■ RAW RECORDS ■

───

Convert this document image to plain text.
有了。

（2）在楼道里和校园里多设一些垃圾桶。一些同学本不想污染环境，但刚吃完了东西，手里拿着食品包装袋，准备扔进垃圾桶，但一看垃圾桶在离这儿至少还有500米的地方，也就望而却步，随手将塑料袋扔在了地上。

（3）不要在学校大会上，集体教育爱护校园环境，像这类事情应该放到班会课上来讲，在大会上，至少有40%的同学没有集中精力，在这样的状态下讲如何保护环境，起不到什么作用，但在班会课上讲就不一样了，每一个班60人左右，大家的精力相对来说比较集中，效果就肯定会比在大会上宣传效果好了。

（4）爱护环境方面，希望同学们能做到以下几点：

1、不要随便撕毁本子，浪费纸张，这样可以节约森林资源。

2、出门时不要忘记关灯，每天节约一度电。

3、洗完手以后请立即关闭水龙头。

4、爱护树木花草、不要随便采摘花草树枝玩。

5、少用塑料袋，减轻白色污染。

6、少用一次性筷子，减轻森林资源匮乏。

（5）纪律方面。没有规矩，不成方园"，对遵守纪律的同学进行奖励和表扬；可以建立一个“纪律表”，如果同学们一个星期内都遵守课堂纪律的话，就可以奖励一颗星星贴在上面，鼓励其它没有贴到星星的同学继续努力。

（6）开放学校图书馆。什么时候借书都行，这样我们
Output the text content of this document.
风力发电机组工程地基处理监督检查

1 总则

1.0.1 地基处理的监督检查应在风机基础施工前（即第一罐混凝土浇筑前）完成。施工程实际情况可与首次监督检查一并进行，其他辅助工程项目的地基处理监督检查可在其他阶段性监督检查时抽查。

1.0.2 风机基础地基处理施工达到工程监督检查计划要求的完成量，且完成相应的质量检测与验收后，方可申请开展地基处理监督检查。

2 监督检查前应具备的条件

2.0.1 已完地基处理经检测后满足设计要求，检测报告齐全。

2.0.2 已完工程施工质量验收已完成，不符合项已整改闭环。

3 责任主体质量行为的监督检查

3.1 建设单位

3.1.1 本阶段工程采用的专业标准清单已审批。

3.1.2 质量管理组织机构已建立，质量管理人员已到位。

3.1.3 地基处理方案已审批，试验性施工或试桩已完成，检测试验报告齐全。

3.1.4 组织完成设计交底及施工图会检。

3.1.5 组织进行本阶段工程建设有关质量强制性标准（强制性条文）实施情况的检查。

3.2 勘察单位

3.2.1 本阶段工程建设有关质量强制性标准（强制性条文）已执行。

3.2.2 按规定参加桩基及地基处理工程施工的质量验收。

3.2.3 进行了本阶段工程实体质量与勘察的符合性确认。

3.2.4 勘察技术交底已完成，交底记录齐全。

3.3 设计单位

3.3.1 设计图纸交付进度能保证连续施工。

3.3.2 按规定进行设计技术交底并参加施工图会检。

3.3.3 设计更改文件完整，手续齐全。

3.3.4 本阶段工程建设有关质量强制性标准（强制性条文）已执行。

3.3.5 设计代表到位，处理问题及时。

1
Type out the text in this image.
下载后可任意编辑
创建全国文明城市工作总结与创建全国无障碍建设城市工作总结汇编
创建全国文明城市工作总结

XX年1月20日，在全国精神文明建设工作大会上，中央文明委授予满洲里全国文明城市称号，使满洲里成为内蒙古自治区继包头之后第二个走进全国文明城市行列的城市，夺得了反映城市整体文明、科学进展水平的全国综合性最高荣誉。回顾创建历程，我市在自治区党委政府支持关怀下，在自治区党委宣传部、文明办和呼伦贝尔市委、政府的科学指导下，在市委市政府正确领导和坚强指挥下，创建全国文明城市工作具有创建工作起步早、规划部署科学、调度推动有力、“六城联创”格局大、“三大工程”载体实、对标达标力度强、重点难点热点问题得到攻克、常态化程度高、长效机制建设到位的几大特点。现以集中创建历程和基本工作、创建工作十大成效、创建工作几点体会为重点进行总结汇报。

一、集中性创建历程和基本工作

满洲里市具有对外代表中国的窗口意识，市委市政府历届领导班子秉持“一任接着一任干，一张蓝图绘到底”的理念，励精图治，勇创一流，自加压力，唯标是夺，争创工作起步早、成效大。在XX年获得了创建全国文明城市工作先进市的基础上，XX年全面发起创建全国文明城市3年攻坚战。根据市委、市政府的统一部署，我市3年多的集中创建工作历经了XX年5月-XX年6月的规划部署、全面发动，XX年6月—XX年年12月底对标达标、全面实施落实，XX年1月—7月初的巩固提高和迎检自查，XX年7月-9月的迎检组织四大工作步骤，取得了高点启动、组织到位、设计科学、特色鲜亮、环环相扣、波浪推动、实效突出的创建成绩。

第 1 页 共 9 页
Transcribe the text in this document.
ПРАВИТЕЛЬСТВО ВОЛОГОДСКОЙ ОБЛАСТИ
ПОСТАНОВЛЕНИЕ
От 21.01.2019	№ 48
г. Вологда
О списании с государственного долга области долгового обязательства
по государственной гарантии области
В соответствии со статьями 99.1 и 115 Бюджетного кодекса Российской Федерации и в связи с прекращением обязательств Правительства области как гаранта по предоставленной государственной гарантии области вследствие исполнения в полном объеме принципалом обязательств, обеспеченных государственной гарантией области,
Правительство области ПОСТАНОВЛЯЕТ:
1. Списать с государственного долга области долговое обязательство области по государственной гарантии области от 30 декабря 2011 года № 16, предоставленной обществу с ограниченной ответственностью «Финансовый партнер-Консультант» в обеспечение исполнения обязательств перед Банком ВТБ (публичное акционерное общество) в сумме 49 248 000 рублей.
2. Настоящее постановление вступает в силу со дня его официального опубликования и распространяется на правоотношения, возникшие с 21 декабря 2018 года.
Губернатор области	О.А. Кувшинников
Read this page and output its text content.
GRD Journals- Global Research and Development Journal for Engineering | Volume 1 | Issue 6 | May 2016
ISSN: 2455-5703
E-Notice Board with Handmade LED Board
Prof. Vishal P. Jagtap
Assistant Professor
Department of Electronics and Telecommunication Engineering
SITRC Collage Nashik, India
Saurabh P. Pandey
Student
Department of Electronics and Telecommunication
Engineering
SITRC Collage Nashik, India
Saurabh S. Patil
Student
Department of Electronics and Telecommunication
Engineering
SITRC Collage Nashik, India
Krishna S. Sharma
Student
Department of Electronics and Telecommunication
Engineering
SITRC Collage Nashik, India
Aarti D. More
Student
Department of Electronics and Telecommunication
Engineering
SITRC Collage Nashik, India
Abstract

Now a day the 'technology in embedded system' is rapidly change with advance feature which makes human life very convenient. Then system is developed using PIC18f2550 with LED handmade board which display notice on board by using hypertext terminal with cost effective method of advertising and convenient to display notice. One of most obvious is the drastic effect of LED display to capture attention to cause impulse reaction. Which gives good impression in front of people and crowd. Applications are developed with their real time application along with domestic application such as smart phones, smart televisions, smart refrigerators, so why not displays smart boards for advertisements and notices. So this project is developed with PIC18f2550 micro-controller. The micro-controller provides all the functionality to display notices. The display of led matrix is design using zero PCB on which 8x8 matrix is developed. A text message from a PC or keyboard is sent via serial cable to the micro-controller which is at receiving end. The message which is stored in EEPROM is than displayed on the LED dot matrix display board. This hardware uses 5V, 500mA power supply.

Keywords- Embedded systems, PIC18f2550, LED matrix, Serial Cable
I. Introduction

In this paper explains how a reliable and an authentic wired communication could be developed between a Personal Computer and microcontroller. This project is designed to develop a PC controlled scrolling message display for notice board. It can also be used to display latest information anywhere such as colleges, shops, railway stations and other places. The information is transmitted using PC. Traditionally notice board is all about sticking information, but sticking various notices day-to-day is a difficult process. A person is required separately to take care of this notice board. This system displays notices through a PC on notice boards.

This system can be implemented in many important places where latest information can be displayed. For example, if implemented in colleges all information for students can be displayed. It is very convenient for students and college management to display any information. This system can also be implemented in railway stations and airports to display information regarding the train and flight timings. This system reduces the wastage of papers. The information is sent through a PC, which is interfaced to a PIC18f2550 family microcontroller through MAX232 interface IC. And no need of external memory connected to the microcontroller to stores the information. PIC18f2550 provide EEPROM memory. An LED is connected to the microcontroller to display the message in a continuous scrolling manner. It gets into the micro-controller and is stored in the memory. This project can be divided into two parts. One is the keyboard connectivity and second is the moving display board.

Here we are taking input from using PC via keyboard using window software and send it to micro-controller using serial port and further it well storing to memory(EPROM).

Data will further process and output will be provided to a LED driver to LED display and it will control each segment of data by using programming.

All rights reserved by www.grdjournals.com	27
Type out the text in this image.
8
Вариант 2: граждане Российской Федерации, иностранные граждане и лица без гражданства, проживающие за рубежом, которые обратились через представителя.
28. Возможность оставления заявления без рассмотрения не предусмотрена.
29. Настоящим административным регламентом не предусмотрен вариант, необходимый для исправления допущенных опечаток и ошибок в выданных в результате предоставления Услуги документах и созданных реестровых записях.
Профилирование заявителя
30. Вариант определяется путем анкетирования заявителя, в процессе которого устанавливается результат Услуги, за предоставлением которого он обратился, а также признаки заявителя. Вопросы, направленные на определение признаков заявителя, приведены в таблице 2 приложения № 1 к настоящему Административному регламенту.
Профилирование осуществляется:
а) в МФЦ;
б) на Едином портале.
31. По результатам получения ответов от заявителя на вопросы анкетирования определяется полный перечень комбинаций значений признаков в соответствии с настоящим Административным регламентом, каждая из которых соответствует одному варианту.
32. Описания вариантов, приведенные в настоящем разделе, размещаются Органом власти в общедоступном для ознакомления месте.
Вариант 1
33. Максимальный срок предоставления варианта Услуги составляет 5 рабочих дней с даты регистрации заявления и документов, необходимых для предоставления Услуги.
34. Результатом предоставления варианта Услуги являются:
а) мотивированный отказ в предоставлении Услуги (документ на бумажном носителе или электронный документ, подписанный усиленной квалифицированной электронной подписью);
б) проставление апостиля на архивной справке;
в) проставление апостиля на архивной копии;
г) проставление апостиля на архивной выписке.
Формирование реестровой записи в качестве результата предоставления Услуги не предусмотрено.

───

■ WRITTEN TASK ■
Gather all lines of the records that include the word "Федерации".

■ RESPONSE TO THE TASK ■
В соответствии со статьями 99.1 и 115 Бюджетного кодекса Российской Федерации и в связи с прекращением обязательств Правительства области как гаранта по предоставленной государственной гарантии области вследствие исполнения в полном объеме принципалом обязательств, обеспеченных государственной гарантией области,
Вариант 2: граждане Российской Федерации, иностранные граждане и лица без гражданства, проживающие за рубежом, которые обратились через представителя.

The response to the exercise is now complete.